### DIRECTIONS FOR THIS TASK
Which lines hold the word "JSON"? Show each of them.

### DATA ROWS
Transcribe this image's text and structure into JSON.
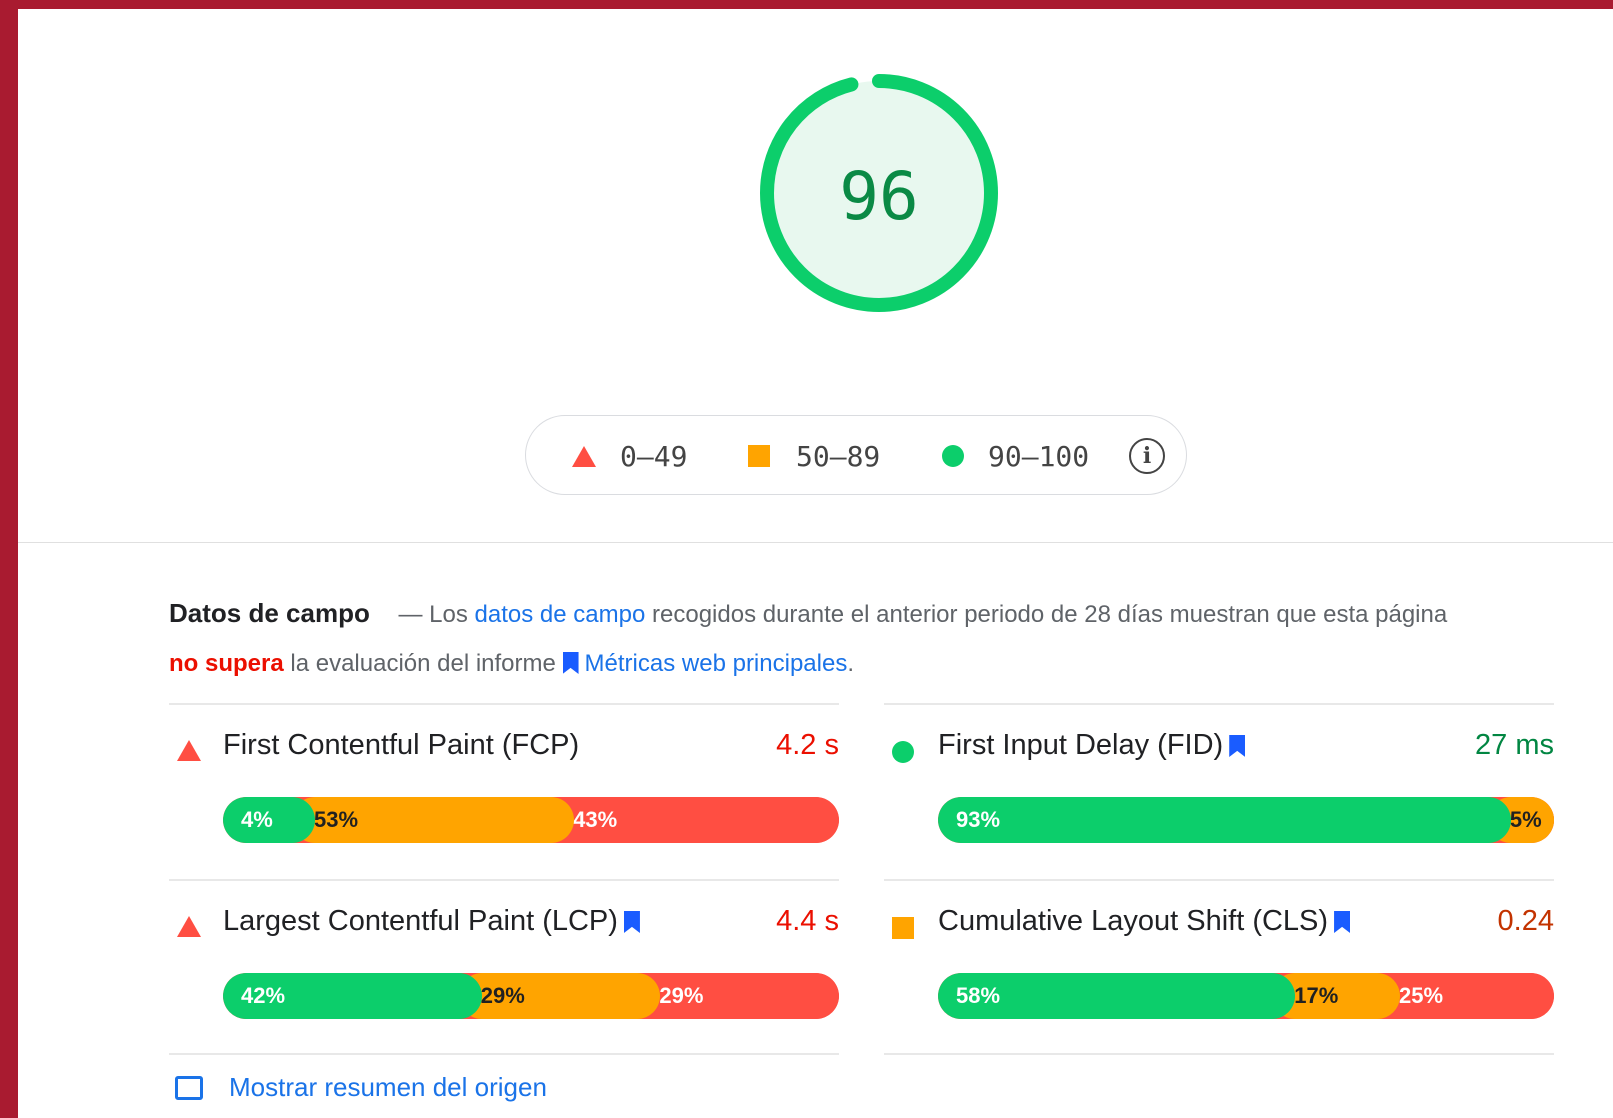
{
  "score": {
    "value": "96",
    "fraction": 0.96,
    "color": "#0cce6b"
  },
  "legend": {
    "fail_range": "0–49",
    "average_range": "50–89",
    "pass_range": "90–100",
    "info_icon": "info-icon"
  },
  "field_data": {
    "title": "Datos de campo",
    "dash": "—",
    "text_before_link": "Los",
    "link_label": "datos de campo",
    "text_after_link": "recogidos durante el anterior periodo de 28 días muestran que esta página",
    "verdict": "no supera",
    "text_after_verdict": "la evaluación del informe",
    "cwv_link": "Métricas web principales",
    "period": "."
  },
  "metrics": [
    {
      "label": "First Contentful Paint (FCP)",
      "value": "4.2 s",
      "status": "fail",
      "core": false,
      "distribution": {
        "good": "4%",
        "average": "53%",
        "poor": "43%"
      },
      "distribution_values": {
        "good": 4,
        "average": 53,
        "poor": 43
      }
    },
    {
      "label": "First Input Delay (FID)",
      "value": "27 ms",
      "status": "pass",
      "core": true,
      "distribution": {
        "good": "93%",
        "average": "5%",
        "poor": "2%"
      },
      "distribution_values": {
        "good": 93,
        "average": 5,
        "poor": 2
      }
    },
    {
      "label": "Largest Contentful Paint (LCP)",
      "value": "4.4 s",
      "status": "fail",
      "core": true,
      "distribution": {
        "good": "42%",
        "average": "29%",
        "poor": "29%"
      },
      "distribution_values": {
        "good": 42,
        "average": 29,
        "poor": 29
      }
    },
    {
      "label": "Cumulative Layout Shift (CLS)",
      "value": "0.24",
      "status": "average",
      "core": true,
      "distribution": {
        "good": "58%",
        "average": "17%",
        "poor": "25%"
      },
      "distribution_values": {
        "good": 58,
        "average": 17,
        "poor": 25
      }
    }
  ],
  "origin_summary_link": "Mostrar resumen del origen",
  "colors": {
    "pass": "#0cce6b",
    "average": "#ffa400",
    "fail": "#ff4e42",
    "link": "#1a73e8",
    "frame": "#a91b30"
  }
}
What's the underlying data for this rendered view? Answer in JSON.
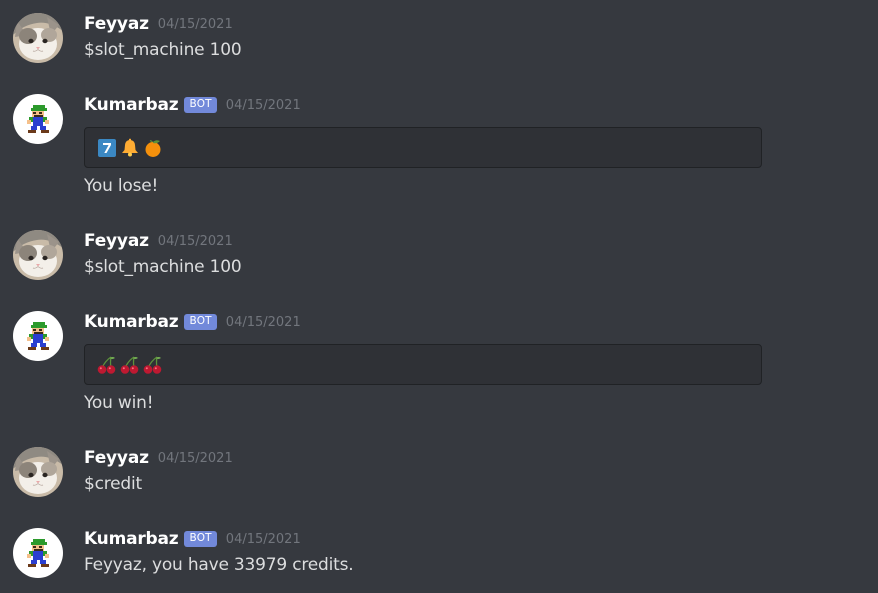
{
  "messages": [
    {
      "author": "Feyyaz",
      "timestamp": "04/15/2021",
      "text": "$slot_machine 100"
    },
    {
      "author": "Kumarbaz",
      "badge": "BOT",
      "timestamp": "04/15/2021",
      "slots": [
        "seven-icon",
        "bell-icon",
        "orange-icon"
      ],
      "text": "You lose!"
    },
    {
      "author": "Feyyaz",
      "timestamp": "04/15/2021",
      "text": "$slot_machine 100"
    },
    {
      "author": "Kumarbaz",
      "badge": "BOT",
      "timestamp": "04/15/2021",
      "slots": [
        "cherries-icon",
        "cherries-icon",
        "cherries-icon"
      ],
      "text": "You win!"
    },
    {
      "author": "Feyyaz",
      "timestamp": "04/15/2021",
      "text": "$credit"
    },
    {
      "author": "Kumarbaz",
      "badge": "BOT",
      "timestamp": "04/15/2021",
      "text": "Feyyaz, you have 33979 credits."
    }
  ],
  "colors": {
    "background": "#36393f",
    "embed_background": "#2f3136",
    "bot_badge": "#7289da",
    "username": "#ffffff",
    "timestamp": "#72767d",
    "text": "#dcddde"
  }
}
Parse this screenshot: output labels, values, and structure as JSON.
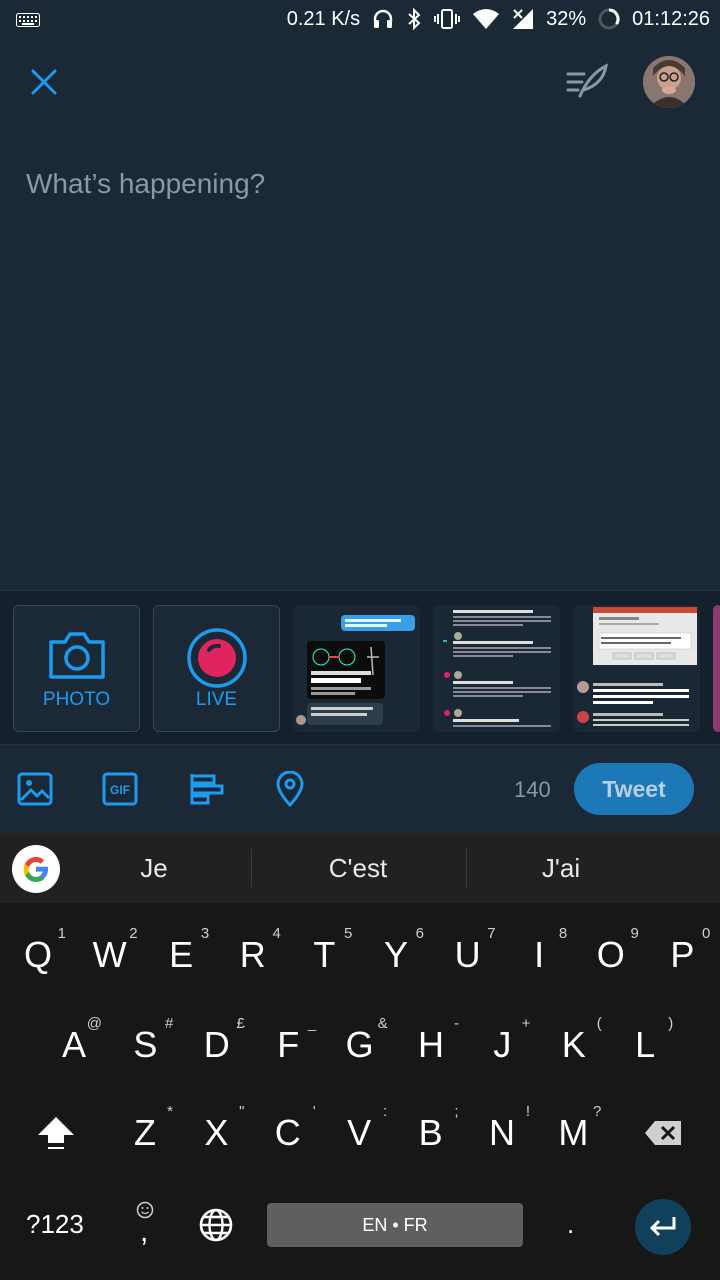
{
  "status_bar": {
    "net_speed": "0.21 K/s",
    "battery": "32%",
    "time": "01:12:26",
    "icons": [
      "keyboard-icon",
      "headphones-icon",
      "bluetooth-icon",
      "vibrate-icon",
      "wifi-icon",
      "signal-icon",
      "battery-icon"
    ]
  },
  "compose": {
    "placeholder": "What’s happening?"
  },
  "tray": {
    "photo_label": "PHOTO",
    "live_label": "LIVE"
  },
  "toolbar": {
    "char_count": "140",
    "tweet_label": "Tweet"
  },
  "keyboard": {
    "suggestions": [
      "Je",
      "C'est",
      "J'ai"
    ],
    "row1": [
      {
        "k": "Q",
        "h": "1"
      },
      {
        "k": "W",
        "h": "2"
      },
      {
        "k": "E",
        "h": "3"
      },
      {
        "k": "R",
        "h": "4"
      },
      {
        "k": "T",
        "h": "5"
      },
      {
        "k": "Y",
        "h": "6"
      },
      {
        "k": "U",
        "h": "7"
      },
      {
        "k": "I",
        "h": "8"
      },
      {
        "k": "O",
        "h": "9"
      },
      {
        "k": "P",
        "h": "0"
      }
    ],
    "row2": [
      {
        "k": "A",
        "h": "@"
      },
      {
        "k": "S",
        "h": "#"
      },
      {
        "k": "D",
        "h": "£"
      },
      {
        "k": "F",
        "h": "_"
      },
      {
        "k": "G",
        "h": "&"
      },
      {
        "k": "H",
        "h": "-"
      },
      {
        "k": "J",
        "h": "+"
      },
      {
        "k": "K",
        "h": "("
      },
      {
        "k": "L",
        "h": ")"
      }
    ],
    "row3": [
      {
        "k": "Z",
        "h": "*"
      },
      {
        "k": "X",
        "h": "\""
      },
      {
        "k": "C",
        "h": "'"
      },
      {
        "k": "V",
        "h": ":"
      },
      {
        "k": "B",
        "h": ";"
      },
      {
        "k": "N",
        "h": "!"
      },
      {
        "k": "M",
        "h": "?"
      }
    ],
    "symbols_label": "?123",
    "comma_label": ",",
    "space_label": "EN • FR",
    "period_label": "."
  },
  "colors": {
    "accent": "#1d9bf0",
    "background": "#1b2836",
    "live_red": "#e0245e"
  }
}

### FINISHED TASK
Transcribe this image's text and structure into JSON.
What's the underlying data for this rendered view? Answer in JSON.
Parse this screenshot: output labels, values, and structure as JSON.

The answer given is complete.